**Dataset excerpts:**
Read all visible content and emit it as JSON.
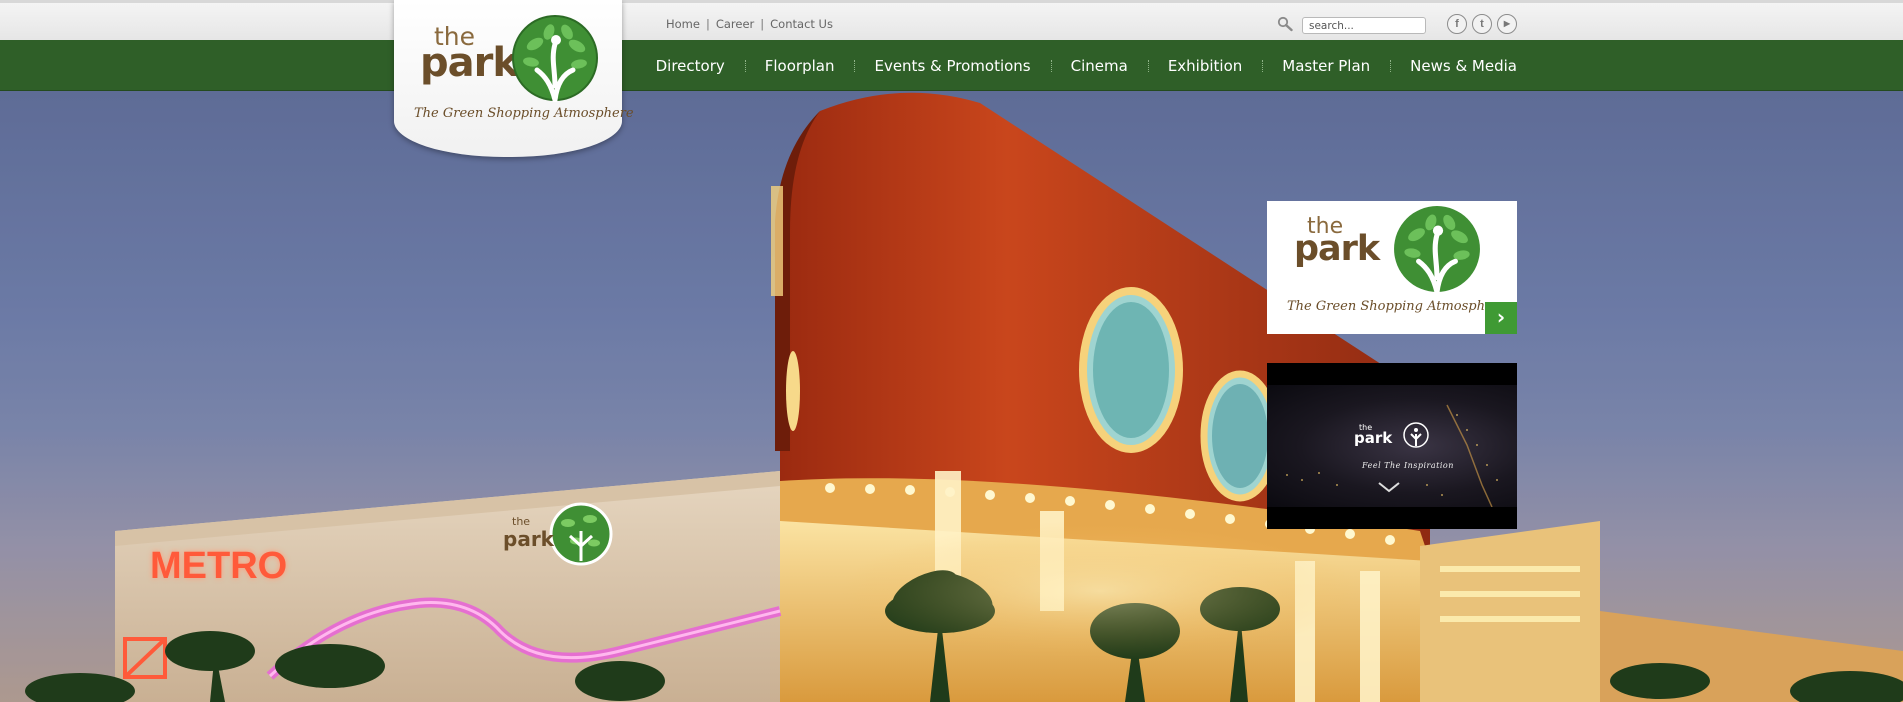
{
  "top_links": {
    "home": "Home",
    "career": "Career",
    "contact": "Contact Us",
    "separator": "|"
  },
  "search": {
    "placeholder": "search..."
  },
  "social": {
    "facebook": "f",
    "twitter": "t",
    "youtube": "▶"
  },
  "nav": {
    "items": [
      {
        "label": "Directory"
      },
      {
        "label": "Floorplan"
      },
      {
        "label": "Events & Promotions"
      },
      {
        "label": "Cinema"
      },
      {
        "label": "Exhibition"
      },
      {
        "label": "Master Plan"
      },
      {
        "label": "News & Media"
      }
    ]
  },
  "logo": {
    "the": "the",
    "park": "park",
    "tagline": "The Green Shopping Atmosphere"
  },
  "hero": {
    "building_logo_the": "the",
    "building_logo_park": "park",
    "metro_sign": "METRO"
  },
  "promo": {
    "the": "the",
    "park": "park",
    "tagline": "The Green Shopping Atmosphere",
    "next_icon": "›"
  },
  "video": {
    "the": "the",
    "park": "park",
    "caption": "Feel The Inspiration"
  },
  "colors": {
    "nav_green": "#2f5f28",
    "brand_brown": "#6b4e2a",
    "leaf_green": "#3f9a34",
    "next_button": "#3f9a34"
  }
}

**Exercise objective:** All entries must be written out again exactly as given, with no pictures in the copy.

**Final answer:**
Read all visible content and emit it as JSON.
{
  "top_links": {
    "home": "Home",
    "career": "Career",
    "contact": "Contact Us",
    "separator": "|"
  },
  "search": {
    "placeholder": "search..."
  },
  "social": {
    "facebook": "f",
    "twitter": "t",
    "youtube": "▶"
  },
  "nav": {
    "items": [
      {
        "label": "Directory"
      },
      {
        "label": "Floorplan"
      },
      {
        "label": "Events & Promotions"
      },
      {
        "label": "Cinema"
      },
      {
        "label": "Exhibition"
      },
      {
        "label": "Master Plan"
      },
      {
        "label": "News & Media"
      }
    ]
  },
  "logo": {
    "the": "the",
    "park": "park",
    "tagline": "The Green Shopping Atmosphere"
  },
  "hero": {
    "building_logo_the": "the",
    "building_logo_park": "park",
    "metro_sign": "METRO"
  },
  "promo": {
    "the": "the",
    "park": "park",
    "tagline": "The Green Shopping Atmosphere",
    "next_icon": "›"
  },
  "video": {
    "the": "the",
    "park": "park",
    "caption": "Feel The Inspiration"
  },
  "colors": {
    "nav_green": "#2f5f28",
    "brand_brown": "#6b4e2a",
    "leaf_green": "#3f9a34",
    "next_button": "#3f9a34"
  }
}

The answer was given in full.